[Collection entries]
---

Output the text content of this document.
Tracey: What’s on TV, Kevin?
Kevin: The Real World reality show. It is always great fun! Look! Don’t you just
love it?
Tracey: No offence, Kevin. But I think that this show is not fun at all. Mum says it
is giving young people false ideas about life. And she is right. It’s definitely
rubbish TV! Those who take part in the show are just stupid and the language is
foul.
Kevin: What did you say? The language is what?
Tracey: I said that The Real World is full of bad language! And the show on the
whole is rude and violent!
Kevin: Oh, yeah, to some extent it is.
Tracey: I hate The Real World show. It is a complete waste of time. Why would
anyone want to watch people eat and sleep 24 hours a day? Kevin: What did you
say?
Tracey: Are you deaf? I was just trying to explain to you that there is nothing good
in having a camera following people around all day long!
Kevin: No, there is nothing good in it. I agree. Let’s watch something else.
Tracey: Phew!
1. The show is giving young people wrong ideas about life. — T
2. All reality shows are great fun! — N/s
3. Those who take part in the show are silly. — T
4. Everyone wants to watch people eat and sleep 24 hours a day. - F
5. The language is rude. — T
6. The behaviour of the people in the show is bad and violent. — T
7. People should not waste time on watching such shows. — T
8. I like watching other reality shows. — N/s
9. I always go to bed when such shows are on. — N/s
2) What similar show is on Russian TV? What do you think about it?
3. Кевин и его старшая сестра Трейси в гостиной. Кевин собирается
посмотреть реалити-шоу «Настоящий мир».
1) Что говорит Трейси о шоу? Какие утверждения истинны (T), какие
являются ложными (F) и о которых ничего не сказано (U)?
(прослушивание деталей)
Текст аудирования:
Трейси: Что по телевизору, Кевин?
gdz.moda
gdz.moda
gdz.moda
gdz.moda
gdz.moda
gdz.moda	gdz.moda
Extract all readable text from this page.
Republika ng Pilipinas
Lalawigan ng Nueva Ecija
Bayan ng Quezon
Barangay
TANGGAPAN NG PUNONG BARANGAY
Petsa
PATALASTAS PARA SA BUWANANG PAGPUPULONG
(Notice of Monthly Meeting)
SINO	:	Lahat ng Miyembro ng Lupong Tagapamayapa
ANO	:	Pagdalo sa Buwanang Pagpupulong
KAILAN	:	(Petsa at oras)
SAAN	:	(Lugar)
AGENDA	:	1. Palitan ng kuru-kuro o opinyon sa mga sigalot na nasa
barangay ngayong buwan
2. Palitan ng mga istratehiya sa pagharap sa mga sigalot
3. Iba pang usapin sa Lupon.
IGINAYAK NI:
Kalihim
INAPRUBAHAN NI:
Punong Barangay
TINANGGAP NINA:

---

**Requirement**. Copy each line of the data above without altering a single character.

**Answer**.
Output the text content of this document.
Tracey: What’s on TV, Kevin?
Kevin: The Real World reality show. It is always great fun! Look! Don’t you just
love it?
Tracey: No offence, Kevin. But I think that this show is not fun at all. Mum says it
is giving young people false ideas about life. And she is right. It’s definitely
rubbish TV! Those who take part in the show are just stupid and the language is
foul.
Kevin: What did you say? The language is what?
Tracey: I said that The Real World is full of bad language! And the show on the
whole is rude and violent!
Kevin: Oh, yeah, to some extent it is.
Tracey: I hate The Real World show. It is a complete waste of time. Why would
anyone want to watch people eat and sleep 24 hours a day? Kevin: What did you
say?
Tracey: Are you deaf? I was just trying to explain to you that there is nothing good
in having a camera following people around all day long!
Kevin: No, there is nothing good in it. I agree. Let’s watch something else.
Tracey: Phew!
1. The show is giving young people wrong ideas about life. — T
2. All reality shows are great fun! — N/s
3. Those who take part in the show are silly. — T
4. Everyone wants to watch people eat and sleep 24 hours a day. - F
5. The language is rude. — T
6. The behaviour of the people in the show is bad and violent. — T
7. People should not waste time on watching such shows. — T
8. I like watching other reality shows. — N/s
9. I always go to bed when such shows are on. — N/s
2) What similar show is on Russian TV? What do you think about it?
3. Кевин и его старшая сестра Трейси в гостиной. Кевин собирается
посмотреть реалити-шоу «Настоящий мир».
1) Что говорит Трейси о шоу? Какие утверждения истинны (T), какие
являются ложными (F) и о которых ничего не сказано (U)?
(прослушивание деталей)
Текст аудирования:
Трейси: Что по телевизору, Кевин?
gdz.moda
gdz.moda
gdz.moda
gdz.moda
gdz.moda
gdz.moda	gdz.moda
Extract all readable text from this page.
Republika ng Pilipinas
Lalawigan ng Nueva Ecija
Bayan ng Quezon
Barangay
TANGGAPAN NG PUNONG BARANGAY
Petsa
PATALASTAS PARA SA BUWANANG PAGPUPULONG
(Notice of Monthly Meeting)
SINO	:	Lahat ng Miyembro ng Lupong Tagapamayapa
ANO	:	Pagdalo sa Buwanang Pagpupulong
KAILAN	:	(Petsa at oras)
SAAN	:	(Lugar)
AGENDA	:	1. Palitan ng kuru-kuro o opinyon sa mga sigalot na nasa
barangay ngayong buwan
2. Palitan ng mga istratehiya sa pagharap sa mga sigalot
3. Iba pang usapin sa Lupon.
IGINAYAK NI:
Kalihim
INAPRUBAHAN NI:
Punong Barangay
TINANGGAP NINA:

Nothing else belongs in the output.